§ **Given exercise**
Scan the entries below and report only how many lines contain "Week".

§ **Input material**
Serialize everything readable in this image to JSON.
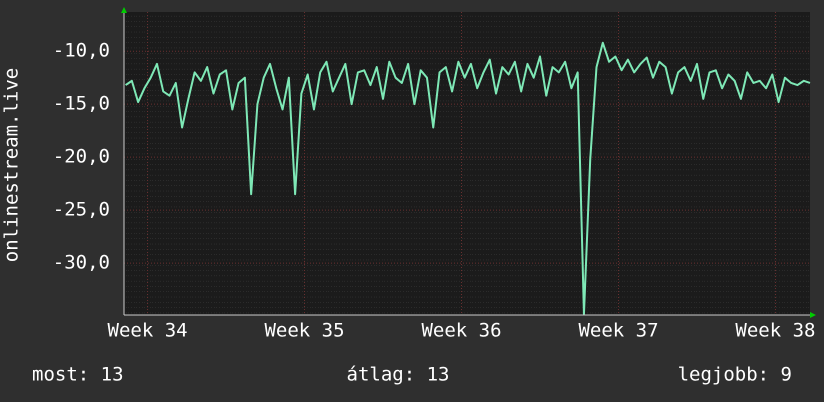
{
  "chart_data": {
    "type": "line",
    "y_label": "onlinestream.live",
    "x": [
      33.86,
      33.9,
      33.94,
      33.98,
      34.02,
      34.06,
      34.1,
      34.14,
      34.18,
      34.22,
      34.26,
      34.3,
      34.34,
      34.38,
      34.42,
      34.46,
      34.5,
      34.54,
      34.58,
      34.62,
      34.66,
      34.7,
      34.74,
      34.78,
      34.82,
      34.86,
      34.9,
      34.94,
      34.98,
      35.02,
      35.06,
      35.1,
      35.14,
      35.18,
      35.22,
      35.26,
      35.3,
      35.34,
      35.38,
      35.42,
      35.46,
      35.5,
      35.54,
      35.58,
      35.62,
      35.66,
      35.7,
      35.74,
      35.78,
      35.82,
      35.86,
      35.9,
      35.94,
      35.98,
      36.02,
      36.06,
      36.1,
      36.14,
      36.18,
      36.22,
      36.26,
      36.3,
      36.34,
      36.38,
      36.42,
      36.46,
      36.5,
      36.54,
      36.58,
      36.62,
      36.66,
      36.7,
      36.74,
      36.78,
      36.82,
      36.86,
      36.9,
      36.94,
      36.98,
      37.02,
      37.06,
      37.1,
      37.14,
      37.18,
      37.22,
      37.26,
      37.3,
      37.34,
      37.38,
      37.42,
      37.46,
      37.5,
      37.54,
      37.58,
      37.62,
      37.66,
      37.7,
      37.74,
      37.78,
      37.82,
      37.86,
      37.9,
      37.94,
      37.98,
      38.02,
      38.06,
      38.1,
      38.14,
      38.18,
      38.22
    ],
    "series": [
      {
        "color": "#7ee8b6",
        "values": [
          -13.2,
          -12.8,
          -14.8,
          -13.5,
          -12.5,
          -11.2,
          -13.8,
          -14.2,
          -13,
          -17.2,
          -14.5,
          -12,
          -12.8,
          -11.5,
          -14,
          -12.2,
          -11.8,
          -15.5,
          -13,
          -12.5,
          -23.5,
          -15,
          -12.5,
          -11.2,
          -13.5,
          -15.5,
          -12.5,
          -23.5,
          -14,
          -12.2,
          -15.5,
          -12,
          -11,
          -13.8,
          -12.5,
          -11.2,
          -15,
          -12,
          -11.8,
          -13.2,
          -11.5,
          -14.5,
          -11,
          -12.5,
          -13,
          -11.2,
          -15,
          -11.8,
          -12.5,
          -17.2,
          -12,
          -11.5,
          -13.8,
          -11,
          -12.5,
          -11.2,
          -13.5,
          -12,
          -10.8,
          -14,
          -11.5,
          -12.2,
          -11,
          -13.8,
          -11.2,
          -12.5,
          -10.5,
          -14.2,
          -11.5,
          -12,
          -11,
          -13.5,
          -12,
          -34.8,
          -20.2,
          -11.5,
          -9.2,
          -11,
          -10.5,
          -11.8,
          -10.8,
          -12,
          -11.2,
          -10.6,
          -12.5,
          -11,
          -11.5,
          -14,
          -12,
          -11.5,
          -12.8,
          -11.2,
          -14.5,
          -12,
          -11.8,
          -13.5,
          -12.2,
          -12.8,
          -14.5,
          -12,
          -13,
          -12.8,
          -13.5,
          -12.2,
          -14.8,
          -12.5,
          -13,
          -13.2,
          -12.8,
          -13
        ]
      }
    ],
    "xlim": [
      33.85,
      38.22
    ],
    "ylim": [
      -34.9,
      -6.3
    ],
    "xticks": [
      {
        "value": 34,
        "label": "Week 34"
      },
      {
        "value": 35,
        "label": "Week 35"
      },
      {
        "value": 36,
        "label": "Week 36"
      },
      {
        "value": 37,
        "label": "Week 37"
      },
      {
        "value": 38,
        "label": "Week 38"
      }
    ],
    "yticks": [
      {
        "value": -10,
        "label": "-10,0"
      },
      {
        "value": -15,
        "label": "-15,0"
      },
      {
        "value": -20,
        "label": "-20,0"
      },
      {
        "value": -25,
        "label": "-25,0"
      },
      {
        "value": -30,
        "label": "-30,0"
      }
    ],
    "grid": true,
    "footer": [
      "most: 13",
      "átlag: 13",
      "legjobb: 9"
    ]
  }
}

§ **Exercise answer**
5